##### Data section #####
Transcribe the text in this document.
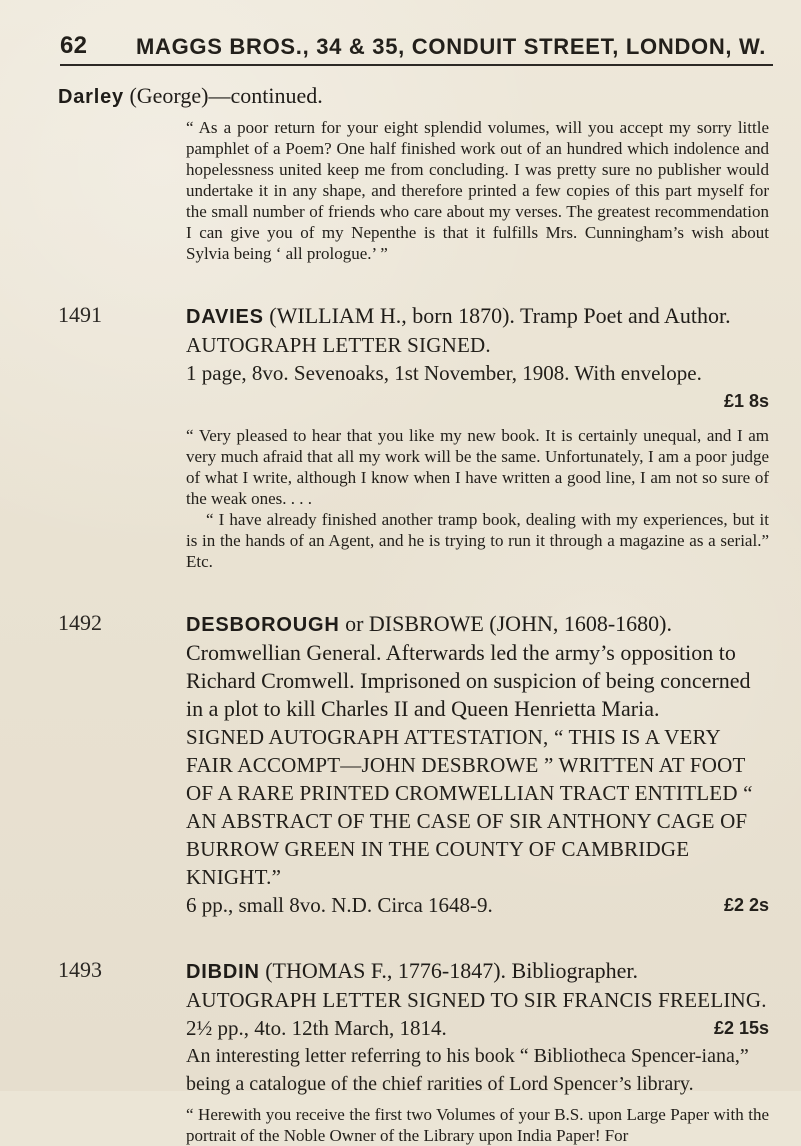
62	MAGGS BROS., 34 & 35, CONDUIT STREET, LONDON, W.
Darley (George)—continued.

“ As a poor return for your eight splendid volumes, will you accept my sorry little pamphlet of a Poem? One half finished work out of an hundred which indolence and hopelessness united keep me from concluding. I was pretty sure no publisher would undertake it in any shape, and therefore printed a few copies of this part myself for the small number of friends who care about my verses. The greatest recommendation I can give you of my Nepenthe is that it fulfills Mrs. Cunningham’s wish about Sylvia being ‘ all prologue.’ ”

1491	DAVIES (WILLIAM H., born 1870). Tramp Poet and Author.
AUTOGRAPH LETTER SIGNED.
1 page, 8vo. Sevenoaks, 1st November, 1908. With envelope.
£1 8s

“ Very pleased to hear that you like my new book. It is certainly unequal, and I am very much afraid that all my work will be the same. Unfortunately, I am a poor judge of what I write, although I know when I have written a good line, I am not so sure of the weak ones. . . .

“ I have already finished another tramp book, dealing with my experiences, but it is in the hands of an Agent, and he is trying to run it through a magazine as a serial.” Etc.

1492	DESBOROUGH or DISBROWE (JOHN, 1608-1680). Cromwellian General. Afterwards led the army’s opposition to Richard Cromwell. Imprisoned on suspicion of being concerned in a plot to kill Charles II and Queen Henrietta Maria.
SIGNED AUTOGRAPH ATTESTATION, “ THIS IS A VERY FAIR ACCOMPT—JOHN DESBROWE ” WRITTEN AT FOOT OF A RARE PRINTED CROMWELLIAN TRACT ENTITLED “ AN ABSTRACT OF THE CASE OF SIR ANTHONY CAGE OF BURROW GREEN IN THE COUNTY OF CAMBRIDGE KNIGHT.”
6 pp., small 8vo. N.D. Circa 1648-9.	£2 2s
1493	DIBDIN (THOMAS F., 1776-1847). Bibliographer.
AUTOGRAPH LETTER SIGNED TO SIR FRANCIS FREELING.
2½ pp., 4to. 12th March, 1814.	£2 15s
An interesting letter referring to his book “ Bibliotheca Spencer-iana,” being a catalogue of the chief rarities of Lord Spencer’s library.

“ Herewith you receive the first two Volumes of your B.S. upon Large Paper with the portrait of the Noble Owner of the Library upon India Paper! For
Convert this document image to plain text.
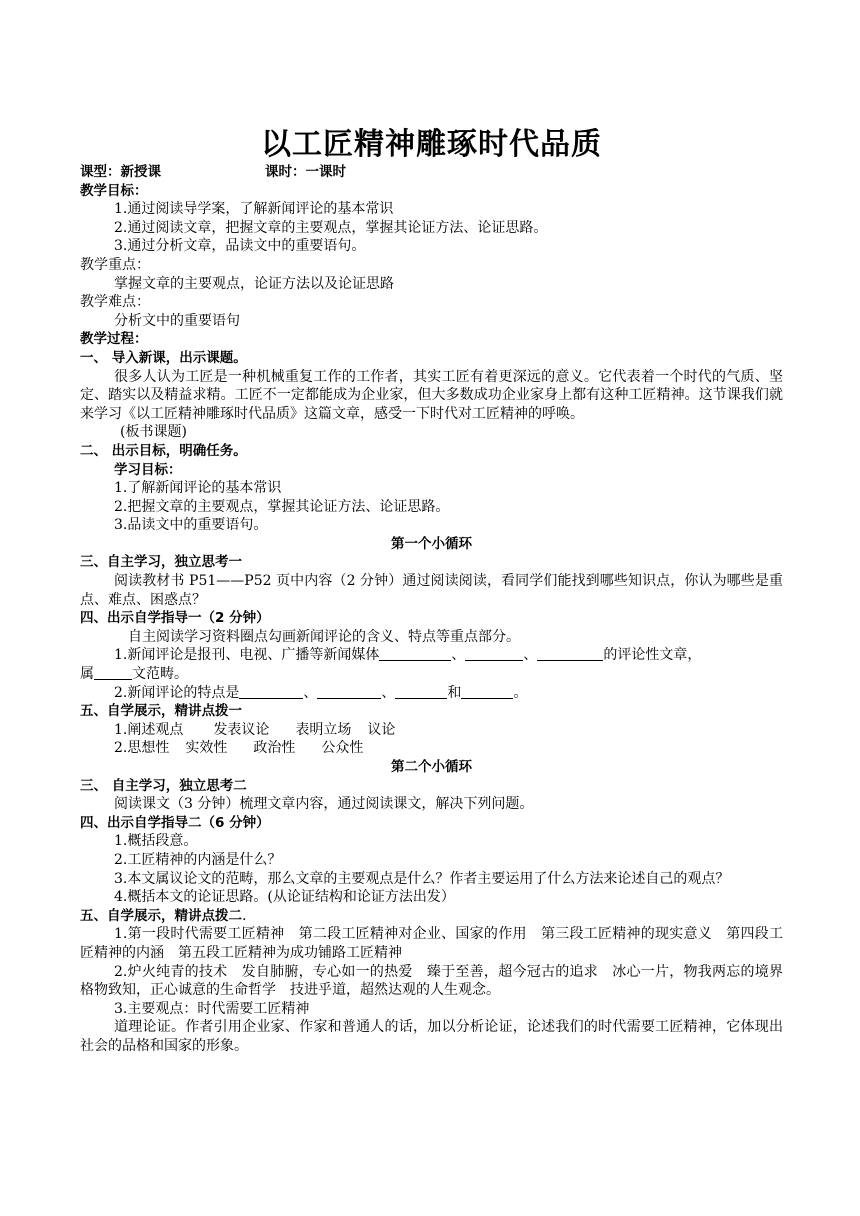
以工匠精神雕琢时代品质
课型：新授课	课时：一课时
教学目标：
1.通过阅读导学案，了解新闻评论的基本常识
2.通过阅读文章，把握文章的主要观点，掌握其论证方法、论证思路。
3.通过分析文章，品读文中的重要语句。
教学重点：
掌握文章的主要观点，论证方法以及论证思路
教学难点：
分析文中的重要语句
教学过程：
一、 导入新课，出示课题。
很多人认为工匠是一种机械重复工作的工作者，其实工匠有着更深远的意义。它代表着一个时代的气质、坚定、踏实以及精益求精。工匠不一定都能成为企业家，但大多数成功企业家身上都有这种工匠精神。这节课我们就来学习《以工匠精神雕琢时代品质》这篇文章，感受一下时代对工匠精神的呼唤。
(板书课题)
二、 出示目标，明确任务。
学习目标：
1.了解新闻评论的基本常识
2.把握文章的主要观点，掌握其论证方法、论证思路。
3.品读文中的重要语句。
第一个小循环
三、自主学习，独立思考一
阅读教材书 P51——P52 页中内容（2 分钟）通过阅读阅读，看同学们能找到哪些知识点，你认为哪些是重点、难点、困惑点？
四、出示自学指导一（2 分钟）
自主阅读学习资料圈点勾画新闻评论的含义、特点等重点部分。
1.新闻评论是报刊、电视、广播等新闻媒体	、	、	的评论性文章，
属	文范畴。
2.新闻评论的特点是	、	、	和	。
五、自学展示，精讲点拨一
1.阐述观点 发表议论 表明立场 议论
2.思想性 实效性 政治性 公众性
第二个小循环
三、 自主学习，独立思考二
阅读课文（3 分钟）梳理文章内容，通过阅读课文，解决下列问题。
四、出示自学指导二（6 分钟）
1.概括段意。
2.工匠精神的内涵是什么？
3.本文属议论文的范畴，那么文章的主要观点是什么？作者主要运用了什么方法来论述自己的观点？
4.概括本文的论证思路。(从论证结构和论证方法出发）
五、自学展示，精讲点拨二.
1.第一段时代需要工匠精神　第二段工匠精神对企业、国家的作用　第三段工匠精神的现实意义　第四段工匠精神的内涵　第五段工匠精神为成功铺路工匠精神
2.炉火纯青的技术　发自肺腑，专心如一的热爱　臻于至善，超今冠古的追求　冰心一片，物我两忘的境界　格物致知，正心诚意的生命哲学　技进乎道，超然达观的人生观念。
3.主要观点：时代需要工匠精神
道理论证。作者引用企业家、作家和普通人的话，加以分析论证，论述我们的时代需要工匠精神，它体现出社会的品格和国家的形象。
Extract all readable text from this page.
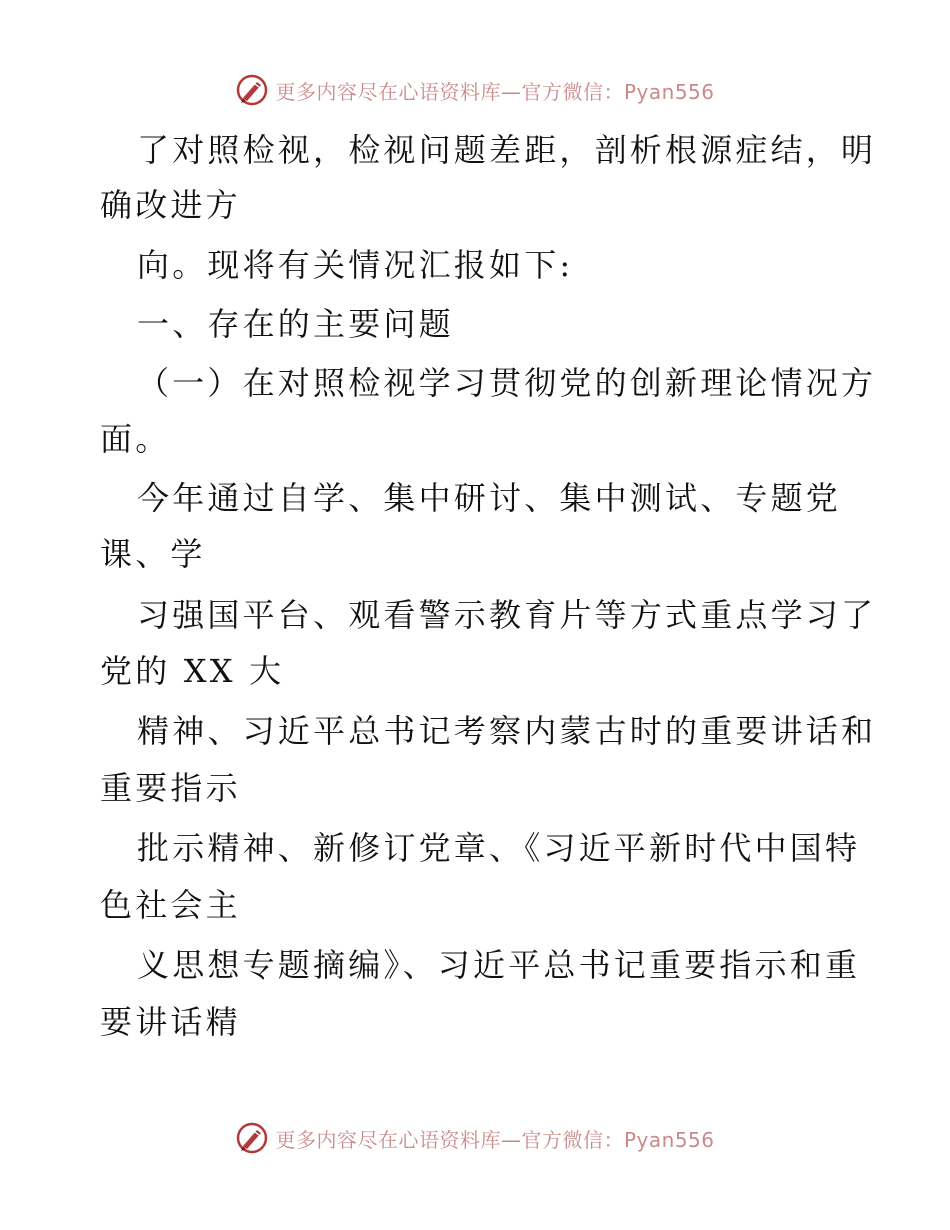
更多内容尽在心语资料库—官方微信：Pyan556
了对照检视，检视问题差距，剖析根源症结，明
确改进方
向。现将有关情况汇报如下:
一、存在的主要问题
（一）在对照检视学习贯彻党的创新理论情况方
面。
今年通过自学、集中研讨、集中测试、专题党
课、学
习强国平台、观看警示教育片等方式重点学习了
党的 XX 大
精神、习近平总书记考察内蒙古时的重要讲话和
重要指示
批示精神、新修订党章、《习近平新时代中国特
色社会主
义思想专题摘编》、习近平总书记重要指示和重
要讲话精
更多内容尽在心语资料库—官方微信：Pyan556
#####
Aim of the exercise - Copy and report every line where the word "from" is present.

Result below -
“ As a poor return for your eight splendid volumes, will you accept my sorry little pamphlet of a Poem? One half finished work out of an hundred which indolence and hopelessness united keep me from concluding. I was pretty sure no publisher would undertake it in any shape, and therefore printed a few copies of this part myself for the small number of friends who care about my verses. The greatest recommendation I can give you of my Nepenthe is that it fulfills Mrs. Cunningham’s wish about Sylvia being ‘ all prologue.’ ”
Extract all readable text from this page.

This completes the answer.